> _TASK GOAL_: From the entries below, pull out each line where "most" appears.

> _STORED DATA_:

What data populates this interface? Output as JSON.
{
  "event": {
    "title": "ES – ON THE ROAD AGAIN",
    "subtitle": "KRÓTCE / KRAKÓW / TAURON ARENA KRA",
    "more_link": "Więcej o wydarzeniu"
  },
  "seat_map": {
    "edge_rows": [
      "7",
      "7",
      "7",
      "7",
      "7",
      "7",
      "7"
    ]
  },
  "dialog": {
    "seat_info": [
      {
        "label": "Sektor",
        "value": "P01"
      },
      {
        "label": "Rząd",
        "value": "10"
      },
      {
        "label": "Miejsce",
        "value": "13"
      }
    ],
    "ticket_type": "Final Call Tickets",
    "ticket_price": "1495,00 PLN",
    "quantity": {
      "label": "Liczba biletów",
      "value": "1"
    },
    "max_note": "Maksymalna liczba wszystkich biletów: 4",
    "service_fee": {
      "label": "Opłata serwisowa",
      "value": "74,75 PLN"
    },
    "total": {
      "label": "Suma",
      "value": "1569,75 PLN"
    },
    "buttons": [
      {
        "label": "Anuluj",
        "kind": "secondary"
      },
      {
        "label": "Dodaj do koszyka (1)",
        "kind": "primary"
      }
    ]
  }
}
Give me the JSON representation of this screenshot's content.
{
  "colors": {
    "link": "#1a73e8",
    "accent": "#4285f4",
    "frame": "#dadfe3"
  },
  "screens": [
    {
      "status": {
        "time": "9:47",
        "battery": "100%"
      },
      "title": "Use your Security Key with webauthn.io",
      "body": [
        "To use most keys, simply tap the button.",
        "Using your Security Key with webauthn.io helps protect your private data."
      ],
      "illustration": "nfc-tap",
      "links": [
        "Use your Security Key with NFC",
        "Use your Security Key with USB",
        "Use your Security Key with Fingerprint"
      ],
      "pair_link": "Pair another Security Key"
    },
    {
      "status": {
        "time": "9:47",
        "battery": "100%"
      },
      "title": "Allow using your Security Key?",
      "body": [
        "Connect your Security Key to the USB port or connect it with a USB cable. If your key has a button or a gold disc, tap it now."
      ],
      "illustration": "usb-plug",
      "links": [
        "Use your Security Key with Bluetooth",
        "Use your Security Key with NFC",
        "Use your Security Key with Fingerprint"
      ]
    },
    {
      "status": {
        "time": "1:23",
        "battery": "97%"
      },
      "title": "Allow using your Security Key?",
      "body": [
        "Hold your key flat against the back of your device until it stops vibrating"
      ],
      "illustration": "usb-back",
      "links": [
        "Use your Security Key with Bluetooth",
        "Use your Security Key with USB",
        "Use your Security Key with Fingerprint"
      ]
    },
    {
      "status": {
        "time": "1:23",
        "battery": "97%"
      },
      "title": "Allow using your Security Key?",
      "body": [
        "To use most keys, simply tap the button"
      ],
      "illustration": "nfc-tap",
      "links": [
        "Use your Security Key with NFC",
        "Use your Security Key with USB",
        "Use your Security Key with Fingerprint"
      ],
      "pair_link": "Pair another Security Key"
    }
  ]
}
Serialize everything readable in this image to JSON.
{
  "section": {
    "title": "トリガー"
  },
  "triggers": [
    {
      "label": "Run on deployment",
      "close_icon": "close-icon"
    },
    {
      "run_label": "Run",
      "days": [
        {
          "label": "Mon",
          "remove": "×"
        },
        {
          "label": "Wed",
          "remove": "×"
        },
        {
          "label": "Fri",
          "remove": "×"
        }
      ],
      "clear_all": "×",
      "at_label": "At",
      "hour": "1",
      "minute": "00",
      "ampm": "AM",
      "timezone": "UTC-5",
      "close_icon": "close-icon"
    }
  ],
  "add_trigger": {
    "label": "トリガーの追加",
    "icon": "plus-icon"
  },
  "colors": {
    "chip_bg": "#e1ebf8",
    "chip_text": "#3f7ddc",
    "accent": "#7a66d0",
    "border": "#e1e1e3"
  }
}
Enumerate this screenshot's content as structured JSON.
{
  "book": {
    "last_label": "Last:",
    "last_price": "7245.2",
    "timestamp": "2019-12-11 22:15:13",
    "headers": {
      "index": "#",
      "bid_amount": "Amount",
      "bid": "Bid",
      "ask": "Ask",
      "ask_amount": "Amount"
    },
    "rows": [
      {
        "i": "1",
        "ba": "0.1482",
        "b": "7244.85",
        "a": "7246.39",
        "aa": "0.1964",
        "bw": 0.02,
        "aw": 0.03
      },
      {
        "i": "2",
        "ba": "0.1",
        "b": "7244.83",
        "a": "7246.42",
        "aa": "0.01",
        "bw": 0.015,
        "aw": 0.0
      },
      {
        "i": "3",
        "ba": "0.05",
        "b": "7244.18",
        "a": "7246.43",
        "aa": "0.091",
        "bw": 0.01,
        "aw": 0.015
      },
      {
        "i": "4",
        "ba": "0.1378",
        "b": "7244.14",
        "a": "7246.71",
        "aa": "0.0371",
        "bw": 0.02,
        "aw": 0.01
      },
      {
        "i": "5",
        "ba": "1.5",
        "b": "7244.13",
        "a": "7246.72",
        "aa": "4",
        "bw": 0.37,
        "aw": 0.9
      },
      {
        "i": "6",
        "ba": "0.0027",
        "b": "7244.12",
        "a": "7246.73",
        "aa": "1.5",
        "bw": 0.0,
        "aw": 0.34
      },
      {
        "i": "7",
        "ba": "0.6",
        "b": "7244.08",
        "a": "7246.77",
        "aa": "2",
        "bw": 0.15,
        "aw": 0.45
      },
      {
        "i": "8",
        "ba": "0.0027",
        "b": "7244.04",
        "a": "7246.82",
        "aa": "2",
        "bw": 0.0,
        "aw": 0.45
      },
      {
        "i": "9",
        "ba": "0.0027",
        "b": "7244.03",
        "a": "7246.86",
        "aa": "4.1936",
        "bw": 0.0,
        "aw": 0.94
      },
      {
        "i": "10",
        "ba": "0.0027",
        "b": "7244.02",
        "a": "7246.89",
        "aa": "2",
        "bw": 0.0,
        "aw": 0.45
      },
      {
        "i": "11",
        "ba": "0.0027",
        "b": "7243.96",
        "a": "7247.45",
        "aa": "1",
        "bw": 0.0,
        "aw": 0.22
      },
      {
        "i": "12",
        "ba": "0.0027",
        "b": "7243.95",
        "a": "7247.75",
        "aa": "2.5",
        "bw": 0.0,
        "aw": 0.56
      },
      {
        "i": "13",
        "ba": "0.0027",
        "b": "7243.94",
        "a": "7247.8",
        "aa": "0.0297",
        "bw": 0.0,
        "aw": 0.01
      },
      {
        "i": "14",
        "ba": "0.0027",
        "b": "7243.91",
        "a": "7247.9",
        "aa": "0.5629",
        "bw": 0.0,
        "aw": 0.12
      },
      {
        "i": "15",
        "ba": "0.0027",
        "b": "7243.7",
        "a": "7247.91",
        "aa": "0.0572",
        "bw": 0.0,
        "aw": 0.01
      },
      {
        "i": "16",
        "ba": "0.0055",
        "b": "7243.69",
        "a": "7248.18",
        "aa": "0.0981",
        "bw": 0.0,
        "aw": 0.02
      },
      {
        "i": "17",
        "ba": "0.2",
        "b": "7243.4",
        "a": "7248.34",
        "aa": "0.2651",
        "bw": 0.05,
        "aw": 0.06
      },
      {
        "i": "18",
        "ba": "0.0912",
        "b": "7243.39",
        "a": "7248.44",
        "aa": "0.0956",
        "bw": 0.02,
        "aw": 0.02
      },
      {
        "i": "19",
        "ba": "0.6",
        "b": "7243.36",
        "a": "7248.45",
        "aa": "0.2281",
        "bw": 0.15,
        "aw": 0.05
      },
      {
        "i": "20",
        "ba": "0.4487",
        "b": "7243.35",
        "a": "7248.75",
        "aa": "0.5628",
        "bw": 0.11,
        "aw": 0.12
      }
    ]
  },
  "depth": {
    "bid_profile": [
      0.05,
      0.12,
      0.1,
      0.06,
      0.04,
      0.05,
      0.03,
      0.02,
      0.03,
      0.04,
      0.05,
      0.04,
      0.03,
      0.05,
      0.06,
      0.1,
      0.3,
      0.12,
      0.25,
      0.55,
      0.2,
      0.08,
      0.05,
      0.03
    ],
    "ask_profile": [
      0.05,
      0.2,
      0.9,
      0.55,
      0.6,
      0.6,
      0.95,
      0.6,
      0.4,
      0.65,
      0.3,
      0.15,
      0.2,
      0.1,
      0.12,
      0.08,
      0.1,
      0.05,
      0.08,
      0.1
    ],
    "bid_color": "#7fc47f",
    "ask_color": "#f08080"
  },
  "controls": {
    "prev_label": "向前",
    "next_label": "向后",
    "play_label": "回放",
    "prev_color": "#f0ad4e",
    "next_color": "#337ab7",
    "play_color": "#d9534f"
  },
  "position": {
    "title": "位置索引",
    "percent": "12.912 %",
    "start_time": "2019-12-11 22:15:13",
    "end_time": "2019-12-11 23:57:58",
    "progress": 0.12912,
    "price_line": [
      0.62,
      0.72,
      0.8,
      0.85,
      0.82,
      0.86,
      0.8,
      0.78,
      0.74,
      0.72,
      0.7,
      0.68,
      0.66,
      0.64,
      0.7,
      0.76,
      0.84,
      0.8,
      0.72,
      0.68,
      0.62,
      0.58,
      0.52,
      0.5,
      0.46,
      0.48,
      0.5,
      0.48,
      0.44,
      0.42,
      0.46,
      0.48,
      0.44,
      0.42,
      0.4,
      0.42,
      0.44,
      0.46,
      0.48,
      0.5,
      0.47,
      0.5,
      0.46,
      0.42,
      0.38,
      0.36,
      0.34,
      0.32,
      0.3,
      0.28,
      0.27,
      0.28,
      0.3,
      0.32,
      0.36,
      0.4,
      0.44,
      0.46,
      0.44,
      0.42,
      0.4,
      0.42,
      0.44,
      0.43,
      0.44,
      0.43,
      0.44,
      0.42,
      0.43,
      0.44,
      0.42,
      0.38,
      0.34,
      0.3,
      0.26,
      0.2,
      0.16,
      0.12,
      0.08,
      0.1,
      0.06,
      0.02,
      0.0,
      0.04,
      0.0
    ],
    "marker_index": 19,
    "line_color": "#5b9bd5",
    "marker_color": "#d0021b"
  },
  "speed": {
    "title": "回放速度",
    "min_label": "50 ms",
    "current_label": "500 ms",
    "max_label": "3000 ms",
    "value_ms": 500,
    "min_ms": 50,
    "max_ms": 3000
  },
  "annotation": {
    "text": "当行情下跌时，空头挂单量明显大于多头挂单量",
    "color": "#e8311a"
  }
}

> _FULL OUTPUT_:
        "To use most keys, simply tap the button.",
        "To use most keys, simply tap the button"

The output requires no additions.